Stored data entries:
....

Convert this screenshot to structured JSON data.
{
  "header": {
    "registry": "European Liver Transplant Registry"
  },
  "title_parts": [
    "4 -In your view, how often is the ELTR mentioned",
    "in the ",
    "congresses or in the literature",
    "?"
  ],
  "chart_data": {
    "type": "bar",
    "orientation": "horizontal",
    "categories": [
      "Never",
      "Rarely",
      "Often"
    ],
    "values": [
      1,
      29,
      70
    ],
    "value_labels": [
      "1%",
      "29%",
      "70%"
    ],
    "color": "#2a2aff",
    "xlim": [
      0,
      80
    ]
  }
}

....

> **WHAT THE TASK REQUIRES**: Exactly as shown, repeat every record.

> **RESPONSE TO THE EXERCISE**:
Convert this screenshot to structured JSON data.
{
  "header": {
    "registry": "European Liver Transplant Registry"
  },
  "title_parts": [
    "4 -In your view, how often is the ELTR mentioned",
    "in the ",
    "congresses or in the literature",
    "?"
  ],
  "chart_data": {
    "type": "bar",
    "orientation": "horizontal",
    "categories": [
      "Never",
      "Rarely",
      "Often"
    ],
    "values": [
      1,
      29,
      70
    ],
    "value_labels": [
      "1%",
      "29%",
      "70%"
    ],
    "color": "#2a2aff",
    "xlim": [
      0,
      80
    ]
  }
}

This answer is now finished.